▸ Entries supplied
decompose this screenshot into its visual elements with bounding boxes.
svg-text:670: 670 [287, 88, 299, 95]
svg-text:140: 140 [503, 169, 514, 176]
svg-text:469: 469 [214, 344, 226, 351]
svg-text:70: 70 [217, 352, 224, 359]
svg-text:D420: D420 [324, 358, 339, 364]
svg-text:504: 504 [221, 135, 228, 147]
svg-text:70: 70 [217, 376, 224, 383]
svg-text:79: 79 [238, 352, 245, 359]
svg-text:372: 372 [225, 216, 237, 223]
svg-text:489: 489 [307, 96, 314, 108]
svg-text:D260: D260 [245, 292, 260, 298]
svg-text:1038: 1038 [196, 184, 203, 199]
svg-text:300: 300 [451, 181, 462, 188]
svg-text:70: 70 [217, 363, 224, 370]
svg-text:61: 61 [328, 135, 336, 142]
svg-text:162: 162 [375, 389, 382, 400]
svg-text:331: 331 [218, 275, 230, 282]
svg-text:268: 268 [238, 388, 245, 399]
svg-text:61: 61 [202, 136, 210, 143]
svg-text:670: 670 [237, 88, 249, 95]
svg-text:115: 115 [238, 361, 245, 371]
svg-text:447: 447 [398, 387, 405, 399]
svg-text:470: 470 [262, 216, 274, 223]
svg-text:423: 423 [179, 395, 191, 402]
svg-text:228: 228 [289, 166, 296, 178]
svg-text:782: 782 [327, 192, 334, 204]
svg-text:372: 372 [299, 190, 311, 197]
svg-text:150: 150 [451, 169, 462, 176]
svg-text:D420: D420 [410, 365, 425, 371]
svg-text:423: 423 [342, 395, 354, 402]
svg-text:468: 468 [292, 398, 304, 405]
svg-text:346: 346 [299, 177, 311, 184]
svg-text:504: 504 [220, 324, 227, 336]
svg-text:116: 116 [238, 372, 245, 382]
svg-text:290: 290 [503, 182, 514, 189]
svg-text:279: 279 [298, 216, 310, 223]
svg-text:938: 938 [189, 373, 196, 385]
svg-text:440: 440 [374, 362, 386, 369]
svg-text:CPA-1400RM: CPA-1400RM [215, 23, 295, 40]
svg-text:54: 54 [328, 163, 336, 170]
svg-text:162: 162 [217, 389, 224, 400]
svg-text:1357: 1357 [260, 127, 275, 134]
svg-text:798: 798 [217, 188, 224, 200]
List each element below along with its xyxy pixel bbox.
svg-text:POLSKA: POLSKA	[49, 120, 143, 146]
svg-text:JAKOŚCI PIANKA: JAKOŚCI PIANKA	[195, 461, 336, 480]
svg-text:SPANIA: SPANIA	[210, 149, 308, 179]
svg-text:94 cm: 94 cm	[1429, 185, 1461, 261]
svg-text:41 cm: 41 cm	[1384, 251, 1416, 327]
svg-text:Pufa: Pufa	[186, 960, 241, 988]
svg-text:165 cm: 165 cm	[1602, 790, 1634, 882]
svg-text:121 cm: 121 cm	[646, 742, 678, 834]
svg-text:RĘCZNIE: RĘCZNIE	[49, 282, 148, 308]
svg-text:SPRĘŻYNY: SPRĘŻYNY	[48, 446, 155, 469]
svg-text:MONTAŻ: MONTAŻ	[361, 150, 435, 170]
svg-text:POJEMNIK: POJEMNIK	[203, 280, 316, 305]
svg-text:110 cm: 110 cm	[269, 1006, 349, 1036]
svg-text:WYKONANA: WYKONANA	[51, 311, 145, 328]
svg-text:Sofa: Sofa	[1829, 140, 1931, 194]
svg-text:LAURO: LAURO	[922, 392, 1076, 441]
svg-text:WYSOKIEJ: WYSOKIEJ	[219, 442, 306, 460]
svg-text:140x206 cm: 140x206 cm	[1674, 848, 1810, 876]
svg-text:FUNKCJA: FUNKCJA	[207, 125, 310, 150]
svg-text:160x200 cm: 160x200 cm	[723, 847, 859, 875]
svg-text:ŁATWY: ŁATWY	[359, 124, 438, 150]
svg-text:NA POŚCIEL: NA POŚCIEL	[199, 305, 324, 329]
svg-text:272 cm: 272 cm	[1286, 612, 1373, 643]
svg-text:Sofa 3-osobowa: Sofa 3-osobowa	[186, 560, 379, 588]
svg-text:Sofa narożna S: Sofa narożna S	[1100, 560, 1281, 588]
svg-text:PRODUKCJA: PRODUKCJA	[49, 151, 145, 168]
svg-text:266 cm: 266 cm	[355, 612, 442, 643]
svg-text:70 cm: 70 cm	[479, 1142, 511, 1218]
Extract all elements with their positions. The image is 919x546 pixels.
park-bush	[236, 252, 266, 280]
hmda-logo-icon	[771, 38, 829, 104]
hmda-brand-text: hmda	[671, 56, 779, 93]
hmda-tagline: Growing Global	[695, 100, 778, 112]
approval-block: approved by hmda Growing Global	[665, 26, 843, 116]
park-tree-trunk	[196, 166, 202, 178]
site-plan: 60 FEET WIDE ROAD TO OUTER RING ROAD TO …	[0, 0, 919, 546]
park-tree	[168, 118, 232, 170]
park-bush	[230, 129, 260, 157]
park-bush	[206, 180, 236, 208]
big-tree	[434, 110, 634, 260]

▸ Required task
Reproduce every row above without a single change, keeping the same order, spacing and punctuation.

▸ Expected answer
decompose this screenshot into its visual elements with bounding boxes.
svg-text:670: 670 [287, 88, 299, 95]
svg-text:140: 140 [503, 169, 514, 176]
svg-text:469: 469 [214, 344, 226, 351]
svg-text:70: 70 [217, 352, 224, 359]
svg-text:D420: D420 [324, 358, 339, 364]
svg-text:504: 504 [221, 135, 228, 147]
svg-text:70: 70 [217, 376, 224, 383]
svg-text:79: 79 [238, 352, 245, 359]
svg-text:372: 372 [225, 216, 237, 223]
svg-text:489: 489 [307, 96, 314, 108]
svg-text:D260: D260 [245, 292, 260, 298]
svg-text:1038: 1038 [196, 184, 203, 199]
svg-text:300: 300 [451, 181, 462, 188]
svg-text:70: 70 [217, 363, 224, 370]
svg-text:61: 61 [328, 135, 336, 142]
svg-text:162: 162 [375, 389, 382, 400]
svg-text:331: 331 [218, 275, 230, 282]
svg-text:268: 268 [238, 388, 245, 399]
svg-text:61: 61 [202, 136, 210, 143]
svg-text:670: 670 [237, 88, 249, 95]
svg-text:115: 115 [238, 361, 245, 371]
svg-text:447: 447 [398, 387, 405, 399]
svg-text:470: 470 [262, 216, 274, 223]
svg-text:423: 423 [179, 395, 191, 402]
svg-text:228: 228 [289, 166, 296, 178]
svg-text:782: 782 [327, 192, 334, 204]
svg-text:372: 372 [299, 190, 311, 197]
svg-text:150: 150 [451, 169, 462, 176]
svg-text:D420: D420 [410, 365, 425, 371]
svg-text:423: 423 [342, 395, 354, 402]
svg-text:468: 468 [292, 398, 304, 405]
svg-text:346: 346 [299, 177, 311, 184]
svg-text:504: 504 [220, 324, 227, 336]
svg-text:116: 116 [238, 372, 245, 382]
svg-text:290: 290 [503, 182, 514, 189]
svg-text:279: 279 [298, 216, 310, 223]
svg-text:938: 938 [189, 373, 196, 385]
svg-text:440: 440 [374, 362, 386, 369]
svg-text:CPA-1400RM: CPA-1400RM [215, 23, 295, 40]
svg-text:54: 54 [328, 163, 336, 170]
svg-text:162: 162 [217, 389, 224, 400]
svg-text:1357: 1357 [260, 127, 275, 134]
svg-text:798: 798 [217, 188, 224, 200]
List each element below along with its xyxy pixel bbox.
svg-text:POLSKA: POLSKA	[49, 120, 143, 146]
svg-text:JAKOŚCI PIANKA: JAKOŚCI PIANKA	[195, 461, 336, 480]
svg-text:SPANIA: SPANIA	[210, 149, 308, 179]
svg-text:94 cm: 94 cm	[1429, 185, 1461, 261]
svg-text:41 cm: 41 cm	[1384, 251, 1416, 327]
svg-text:Pufa: Pufa	[186, 960, 241, 988]
svg-text:165 cm: 165 cm	[1602, 790, 1634, 882]
svg-text:121 cm: 121 cm	[646, 742, 678, 834]
svg-text:RĘCZNIE: RĘCZNIE	[49, 282, 148, 308]
svg-text:SPRĘŻYNY: SPRĘŻYNY	[48, 446, 155, 469]
svg-text:MONTAŻ: MONTAŻ	[361, 150, 435, 170]
svg-text:POJEMNIK: POJEMNIK	[203, 280, 316, 305]
svg-text:110 cm: 110 cm	[269, 1006, 349, 1036]
svg-text:WYKONANA: WYKONANA	[51, 311, 145, 328]
svg-text:Sofa: Sofa	[1829, 140, 1931, 194]
svg-text:LAURO: LAURO	[922, 392, 1076, 441]
svg-text:WYSOKIEJ: WYSOKIEJ	[219, 442, 306, 460]
svg-text:140x206 cm: 140x206 cm	[1674, 848, 1810, 876]
svg-text:FUNKCJA: FUNKCJA	[207, 125, 310, 150]
svg-text:160x200 cm: 160x200 cm	[723, 847, 859, 875]
svg-text:ŁATWY: ŁATWY	[359, 124, 438, 150]
svg-text:NA POŚCIEL: NA POŚCIEL	[199, 305, 324, 329]
svg-text:272 cm: 272 cm	[1286, 612, 1373, 643]
svg-text:Sofa 3-osobowa: Sofa 3-osobowa	[186, 560, 379, 588]
svg-text:Sofa narożna S: Sofa narożna S	[1100, 560, 1281, 588]
svg-text:PRODUKCJA: PRODUKCJA	[49, 151, 145, 168]
svg-text:266 cm: 266 cm	[355, 612, 442, 643]
svg-text:70 cm: 70 cm	[479, 1142, 511, 1218]
Extract all elements with their positions. The image is 919x546 pixels.
park-bush	[236, 252, 266, 280]
hmda-logo-icon	[771, 38, 829, 104]
hmda-brand-text: hmda	[671, 56, 779, 93]
hmda-tagline: Growing Global	[695, 100, 778, 112]
approval-block: approved by hmda Growing Global	[665, 26, 843, 116]
park-tree-trunk	[196, 166, 202, 178]
site-plan: 60 FEET WIDE ROAD TO OUTER RING ROAD TO …	[0, 0, 919, 546]
park-tree	[168, 118, 232, 170]
park-bush	[230, 129, 260, 157]
park-bush	[206, 180, 236, 208]
big-tree	[434, 110, 634, 260]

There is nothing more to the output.